** START OF DATA SECTION **

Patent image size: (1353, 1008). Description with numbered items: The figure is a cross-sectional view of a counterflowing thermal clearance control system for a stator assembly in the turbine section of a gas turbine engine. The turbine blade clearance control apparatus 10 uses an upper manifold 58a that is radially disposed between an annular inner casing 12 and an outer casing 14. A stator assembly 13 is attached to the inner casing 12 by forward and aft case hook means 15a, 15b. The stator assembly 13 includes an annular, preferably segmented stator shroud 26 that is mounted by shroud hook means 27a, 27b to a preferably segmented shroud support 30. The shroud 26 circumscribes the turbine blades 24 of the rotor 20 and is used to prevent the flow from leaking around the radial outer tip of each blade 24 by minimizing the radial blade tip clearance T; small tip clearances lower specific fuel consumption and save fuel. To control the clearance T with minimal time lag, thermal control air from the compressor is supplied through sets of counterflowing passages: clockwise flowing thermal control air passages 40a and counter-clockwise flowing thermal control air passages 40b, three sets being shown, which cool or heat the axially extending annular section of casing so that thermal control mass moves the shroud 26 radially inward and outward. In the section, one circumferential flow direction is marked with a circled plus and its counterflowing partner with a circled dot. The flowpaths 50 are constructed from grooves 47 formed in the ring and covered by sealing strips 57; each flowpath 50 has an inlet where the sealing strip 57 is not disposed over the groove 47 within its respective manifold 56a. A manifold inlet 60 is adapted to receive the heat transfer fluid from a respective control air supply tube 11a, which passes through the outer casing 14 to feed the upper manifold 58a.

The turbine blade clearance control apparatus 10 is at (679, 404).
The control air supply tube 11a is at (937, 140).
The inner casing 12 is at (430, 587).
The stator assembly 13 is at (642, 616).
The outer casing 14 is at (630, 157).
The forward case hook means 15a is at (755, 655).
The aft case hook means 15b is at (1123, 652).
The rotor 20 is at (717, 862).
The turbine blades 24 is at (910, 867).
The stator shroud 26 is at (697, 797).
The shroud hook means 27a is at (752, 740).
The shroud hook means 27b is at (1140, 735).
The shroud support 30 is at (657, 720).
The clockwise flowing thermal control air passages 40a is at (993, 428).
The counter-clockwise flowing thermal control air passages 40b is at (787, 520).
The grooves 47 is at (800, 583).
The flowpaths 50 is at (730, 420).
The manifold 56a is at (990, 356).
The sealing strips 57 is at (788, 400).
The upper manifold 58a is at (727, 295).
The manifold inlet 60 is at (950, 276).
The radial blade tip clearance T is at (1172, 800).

** END OF DATA SECTION **

WHAT YOU HAVE TO DO: Render all rows above as a JSON list of strings, with one string per line and blank lines omitted.

TASK ANSWER:
[
  "Patent image size: (1353, 1008). Description with numbered items: The figure is a cross-sectional view of a counterflowing thermal clearance control system for a stator assembly in the turbine section of a gas turbine engine. The turbine blade clearance control apparatus 10 uses an upper manifold 58a that is radially disposed between an annular inner casing 12 and an outer casing 14. A stator assembly 13 is attached to the inner casing 12 by forward and aft case hook means 15a, 15b. The stator assembly 13 includes an annular, preferably segmented stator shroud 26 that is mounted by shroud hook means 27a, 27b to a preferably segmented shroud support 30. The shroud 26 circumscribes the turbine blades 24 of the rotor 20 and is used to prevent the flow from leaking around the radial outer tip of each blade 24 by minimizing the radial blade tip clearance T; small tip clearances lower specific fuel consumption and save fuel. To control the clearance T with minimal time lag, thermal control air from the compressor is supplied through sets of counterflowing passages: clockwise flowing thermal control air passages 40a and counter-clockwise flowing thermal control air passages 40b, three sets being shown, which cool or heat the axially extending annular section of casing so that thermal control mass moves the shroud 26 radially inward and outward. In the section, one circumferential flow direction is marked with a circled plus and its counterflowing partner with a circled dot. The flowpaths 50 are constructed from grooves 47 formed in the ring and covered by sealing strips 57; each flowpath 50 has an inlet where the sealing strip 57 is not disposed over the groove 47 within its respective manifold 56a. A manifold inlet 60 is adapted to receive the heat transfer fluid from a respective control air supply tube 11a, which passes through the outer casing 14 to feed the upper manifold 58a.",
  "The turbine blade clearance control apparatus 10 is at (679, 404).",
  "The control air supply tube 11a is at (937, 140).",
  "The inner casing 12 is at (430, 587).",
  "The stator assembly 13 is at (642, 616).",
  "The outer casing 14 is at (630, 157).",
  "The forward case hook means 15a is at (755, 655).",
  "The aft case hook means 15b is at (1123, 652).",
  "The rotor 20 is at (717, 862).",
  "The turbine blades 24 is at (910, 867).",
  "The stator shroud 26 is at (697, 797).",
  "The shroud hook means 27a is at (752, 740).",
  "The shroud hook means 27b is at (1140, 735).",
  "The shroud support 30 is at (657, 720).",
  "The clockwise flowing thermal control air passages 40a is at (993, 428).",
  "The counter-clockwise flowing thermal control air passages 40b is at (787, 520).",
  "The grooves 47 is at (800, 583).",
  "The flowpaths 50 is at (730, 420).",
  "The manifold 56a is at (990, 356).",
  "The sealing strips 57 is at (788, 400).",
  "The upper manifold 58a is at (727, 295).",
  "The manifold inlet 60 is at (950, 276).",
  "The radial blade tip clearance T is at (1172, 800)."
]